## Exercise aim
Within the material below, find each line bearing the word "title" and present it.
.....
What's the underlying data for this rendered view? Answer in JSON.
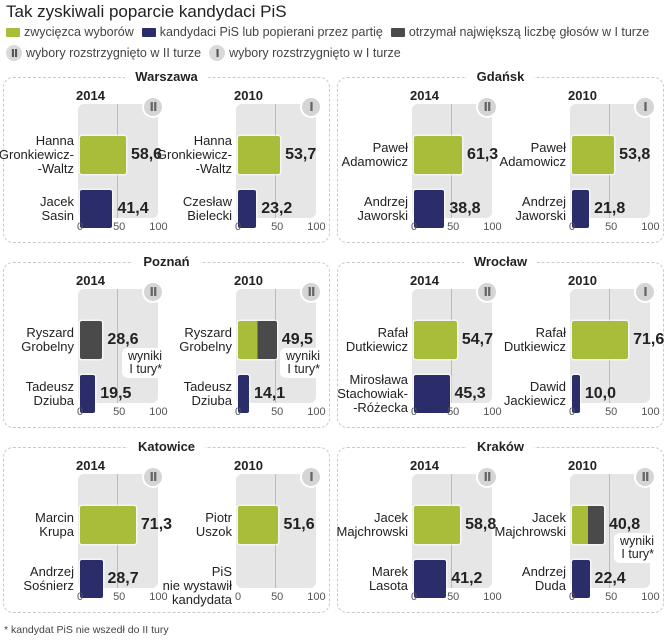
{
  "title": "Tak zyskiwali poparcie kandydaci PiS",
  "legend": {
    "colors": [
      {
        "key": "winner",
        "label": "zwycięzca wyborów",
        "color": "#a9bd3a"
      },
      {
        "key": "pis",
        "label": "kandydaci PiS lub popierani przez partię",
        "color": "#2b2d6b"
      },
      {
        "key": "first_round_max",
        "label": "otrzymał największą liczbę głosów w I turze",
        "color": "#4a4a4a"
      }
    ],
    "rounds": [
      {
        "symbol": "II",
        "label": "wybory rozstrzygnięto w II turze"
      },
      {
        "symbol": "I",
        "label": "wybory rozstrzygnięto w I turze"
      }
    ]
  },
  "footnote": "* kandydat PiS nie wszedł do II tury",
  "chart_data": {
    "type": "bar",
    "title": "Tak zyskiwali poparcie kandydaci PiS",
    "xlim": [
      0,
      100
    ],
    "ticks": [
      "0",
      "50",
      "100"
    ],
    "grid": true,
    "legend_position": "top-left",
    "note_label": "wyniki I tury*",
    "no_candidate_label": "PiS nie wystawił kandydata",
    "panels": [
      {
        "city": "Warszawa",
        "charts": [
          {
            "year": "2014",
            "round": "II",
            "note": false,
            "bars": [
              {
                "name": "Hanna Gronkiewicz--Waltz",
                "lines": [
                  "Hanna",
                  "Gronkiewicz-",
                  "-Waltz"
                ],
                "value": 58.6,
                "label": "58,6",
                "type": "winner"
              },
              {
                "name": "Jacek Sasin",
                "lines": [
                  "Jacek",
                  "Sasin"
                ],
                "value": 41.4,
                "label": "41,4",
                "type": "pis"
              }
            ]
          },
          {
            "year": "2010",
            "round": "I",
            "note": false,
            "bars": [
              {
                "name": "Hanna Gronkiewicz--Waltz",
                "lines": [
                  "Hanna",
                  "Gronkiewicz-",
                  "-Waltz"
                ],
                "value": 53.7,
                "label": "53,7",
                "type": "winner"
              },
              {
                "name": "Czesław Bielecki",
                "lines": [
                  "Czesław",
                  "Bielecki"
                ],
                "value": 23.2,
                "label": "23,2",
                "type": "pis"
              }
            ]
          }
        ]
      },
      {
        "city": "Gdańsk",
        "charts": [
          {
            "year": "2014",
            "round": "II",
            "note": false,
            "bars": [
              {
                "name": "Paweł Adamowicz",
                "lines": [
                  "Paweł",
                  "Adamowicz"
                ],
                "value": 61.3,
                "label": "61,3",
                "type": "winner"
              },
              {
                "name": "Andrzej Jaworski",
                "lines": [
                  "Andrzej",
                  "Jaworski"
                ],
                "value": 38.8,
                "label": "38,8",
                "type": "pis"
              }
            ]
          },
          {
            "year": "2010",
            "round": "I",
            "note": false,
            "bars": [
              {
                "name": "Paweł Adamowicz",
                "lines": [
                  "Paweł",
                  "Adamowicz"
                ],
                "value": 53.8,
                "label": "53,8",
                "type": "winner"
              },
              {
                "name": "Andrzej Jaworski",
                "lines": [
                  "Andrzej",
                  "Jaworski"
                ],
                "value": 21.8,
                "label": "21,8",
                "type": "pis"
              }
            ]
          }
        ]
      },
      {
        "city": "Poznań",
        "charts": [
          {
            "year": "2014",
            "round": "II",
            "note": true,
            "bars": [
              {
                "name": "Ryszard Grobelny",
                "lines": [
                  "Ryszard",
                  "Grobelny"
                ],
                "value": 28.6,
                "label": "28,6",
                "type": "first_round_max"
              },
              {
                "name": "Tadeusz Dziuba",
                "lines": [
                  "Tadeusz",
                  "Dziuba"
                ],
                "value": 19.5,
                "label": "19,5",
                "type": "pis"
              }
            ]
          },
          {
            "year": "2010",
            "round": "II",
            "note": true,
            "bars": [
              {
                "name": "Ryszard Grobelny",
                "lines": [
                  "Ryszard",
                  "Grobelny"
                ],
                "value": 49.5,
                "label": "49,5",
                "type": "winner_first_round_max"
              },
              {
                "name": "Tadeusz Dziuba",
                "lines": [
                  "Tadeusz",
                  "Dziuba"
                ],
                "value": 14.1,
                "label": "14,1",
                "type": "pis"
              }
            ]
          }
        ]
      },
      {
        "city": "Wrocław",
        "charts": [
          {
            "year": "2014",
            "round": "II",
            "note": false,
            "bars": [
              {
                "name": "Rafał Dutkiewicz",
                "lines": [
                  "Rafał",
                  "Dutkiewicz"
                ],
                "value": 54.7,
                "label": "54,7",
                "type": "winner"
              },
              {
                "name": "Mirosława Stachowiak--Różecka",
                "lines": [
                  "Mirosława",
                  "Stachowiak-",
                  "-Różecka"
                ],
                "value": 45.3,
                "label": "45,3",
                "type": "pis"
              }
            ]
          },
          {
            "year": "2010",
            "round": "I",
            "note": false,
            "bars": [
              {
                "name": "Rafał Dutkiewicz",
                "lines": [
                  "Rafał",
                  "Dutkiewicz"
                ],
                "value": 71.6,
                "label": "71,6",
                "type": "winner"
              },
              {
                "name": "Dawid Jackiewicz",
                "lines": [
                  "Dawid",
                  "Jackiewicz"
                ],
                "value": 10.0,
                "label": "10,0",
                "type": "pis"
              }
            ]
          }
        ]
      },
      {
        "city": "Katowice",
        "charts": [
          {
            "year": "2014",
            "round": "II",
            "note": false,
            "bars": [
              {
                "name": "Marcin Krupa",
                "lines": [
                  "Marcin",
                  "Krupa"
                ],
                "value": 71.3,
                "label": "71,3",
                "type": "winner"
              },
              {
                "name": "Andrzej Sośnierz",
                "lines": [
                  "Andrzej",
                  "Sośnierz"
                ],
                "value": 28.7,
                "label": "28,7",
                "type": "pis"
              }
            ]
          },
          {
            "year": "2010",
            "round": "I",
            "note": false,
            "bars": [
              {
                "name": "Piotr Uszok",
                "lines": [
                  "Piotr",
                  "Uszok"
                ],
                "value": 51.6,
                "label": "51,6",
                "type": "winner"
              },
              {
                "name": "PiS nie wystawił kandydata",
                "lines": [
                  "PiS",
                  "nie wystawił",
                  "kandydata"
                ],
                "value": null,
                "label": "",
                "type": "none"
              }
            ]
          }
        ]
      },
      {
        "city": "Kraków",
        "charts": [
          {
            "year": "2014",
            "round": "II",
            "note": false,
            "bars": [
              {
                "name": "Jacek Majchrowski",
                "lines": [
                  "Jacek",
                  "Majchrowski"
                ],
                "value": 58.8,
                "label": "58,8",
                "type": "winner"
              },
              {
                "name": "Marek Lasota",
                "lines": [
                  "Marek",
                  "Lasota"
                ],
                "value": 41.2,
                "label": "41,2",
                "type": "pis"
              }
            ]
          },
          {
            "year": "2010",
            "round": "II",
            "note": true,
            "bars": [
              {
                "name": "Jacek Majchrowski",
                "lines": [
                  "Jacek",
                  "Majchrowski"
                ],
                "value": 40.8,
                "label": "40,8",
                "type": "winner_first_round_max"
              },
              {
                "name": "Andrzej Duda",
                "lines": [
                  "Andrzej",
                  "Duda"
                ],
                "value": 22.4,
                "label": "22,4",
                "type": "pis"
              }
            ]
          }
        ]
      }
    ]
  }
}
.....
## Response
  "title": "Tak zyskiwali poparcie kandydaci PiS",
    "title": "Tak zyskiwali poparcie kandydaci PiS",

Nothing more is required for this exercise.